Task material ->
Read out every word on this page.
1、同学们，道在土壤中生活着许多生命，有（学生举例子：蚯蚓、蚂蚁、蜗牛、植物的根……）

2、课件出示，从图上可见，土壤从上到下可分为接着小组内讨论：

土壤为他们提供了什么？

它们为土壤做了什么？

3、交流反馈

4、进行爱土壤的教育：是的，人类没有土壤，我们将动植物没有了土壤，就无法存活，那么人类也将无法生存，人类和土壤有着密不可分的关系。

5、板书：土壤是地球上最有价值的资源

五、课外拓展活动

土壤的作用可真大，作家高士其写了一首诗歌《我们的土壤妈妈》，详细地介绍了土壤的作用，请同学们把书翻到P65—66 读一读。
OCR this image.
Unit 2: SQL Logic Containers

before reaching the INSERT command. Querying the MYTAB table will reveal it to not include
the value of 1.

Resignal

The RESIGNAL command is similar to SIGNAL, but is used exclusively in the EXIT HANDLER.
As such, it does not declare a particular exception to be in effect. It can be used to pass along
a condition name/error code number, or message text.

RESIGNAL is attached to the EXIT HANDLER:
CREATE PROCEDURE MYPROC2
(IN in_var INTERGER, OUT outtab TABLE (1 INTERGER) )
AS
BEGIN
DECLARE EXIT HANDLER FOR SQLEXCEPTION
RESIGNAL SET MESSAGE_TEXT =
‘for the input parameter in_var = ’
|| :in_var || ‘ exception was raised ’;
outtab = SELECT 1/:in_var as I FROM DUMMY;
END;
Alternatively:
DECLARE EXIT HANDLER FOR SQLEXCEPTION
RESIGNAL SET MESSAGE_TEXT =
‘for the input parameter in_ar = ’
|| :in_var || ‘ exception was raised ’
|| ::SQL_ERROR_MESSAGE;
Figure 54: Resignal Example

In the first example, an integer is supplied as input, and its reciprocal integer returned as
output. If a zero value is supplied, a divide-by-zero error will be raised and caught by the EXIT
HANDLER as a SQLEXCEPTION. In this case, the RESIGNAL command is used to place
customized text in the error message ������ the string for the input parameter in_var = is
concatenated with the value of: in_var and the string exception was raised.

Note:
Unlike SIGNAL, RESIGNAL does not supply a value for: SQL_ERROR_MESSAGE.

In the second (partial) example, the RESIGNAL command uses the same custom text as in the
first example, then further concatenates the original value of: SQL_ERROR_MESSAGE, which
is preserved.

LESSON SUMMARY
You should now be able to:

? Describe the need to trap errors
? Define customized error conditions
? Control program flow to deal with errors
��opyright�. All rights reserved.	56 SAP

Exercise instructions ->
Return what is listed above, exactly and completely.

Task answer ->
Read out every word on this page.
1、同学们，道在土壤中生活着许多生命，有（学生举例子：蚯蚓、蚂蚁、蜗牛、植物的根……）

2、课件出示，从图上可见，土壤从上到下可分为接着小组内讨论：

土壤为他们提供了什么？

它们为土壤做了什么？

3、交流反馈

4、进行爱土壤的教育：是的，人类没有土壤，我们将动植物没有了土壤，就无法存活，那么人类也将无法生存，人类和土壤有着密不可分的关系。

5、板书：土壤是地球上最有价值的资源

五、课外拓展活动

土壤的作用可真大，作家高士其写了一首诗歌《我们的土壤妈妈》，详细地介绍了土壤的作用，请同学们把书翻到P65—66 读一读。
OCR this image.
Unit 2: SQL Logic Containers

before reaching the INSERT command. Querying the MYTAB table will reveal it to not include
the value of 1.

Resignal

The RESIGNAL command is similar to SIGNAL, but is used exclusively in the EXIT HANDLER.
As such, it does not declare a particular exception to be in effect. It can be used to pass along
a condition name/error code number, or message text.

RESIGNAL is attached to the EXIT HANDLER:
CREATE PROCEDURE MYPROC2
(IN in_var INTERGER, OUT outtab TABLE (1 INTERGER) )
AS
BEGIN
DECLARE EXIT HANDLER FOR SQLEXCEPTION
RESIGNAL SET MESSAGE_TEXT =
‘for the input parameter in_var = ’
|| :in_var || ‘ exception was raised ’;
outtab = SELECT 1/:in_var as I FROM DUMMY;
END;
Alternatively:
DECLARE EXIT HANDLER FOR SQLEXCEPTION
RESIGNAL SET MESSAGE_TEXT =
‘for the input parameter in_ar = ’
|| :in_var || ‘ exception was raised ’
|| ::SQL_ERROR_MESSAGE;
Figure 54: Resignal Example

In the first example, an integer is supplied as input, and its reciprocal integer returned as
output. If a zero value is supplied, a divide-by-zero error will be raised and caught by the EXIT
HANDLER as a SQLEXCEPTION. In this case, the RESIGNAL command is used to place
customized text in the error message ������ the string for the input parameter in_var = is
concatenated with the value of: in_var and the string exception was raised.

Note:
Unlike SIGNAL, RESIGNAL does not supply a value for: SQL_ERROR_MESSAGE.

In the second (partial) example, the RESIGNAL command uses the same custom text as in the
first example, then further concatenates the original value of: SQL_ERROR_MESSAGE, which
is preserved.

LESSON SUMMARY
You should now be able to:

? Describe the need to trap errors
? Define customized error conditions
? Control program flow to deal with errors
��opyright�. All rights reserved.	56 SAP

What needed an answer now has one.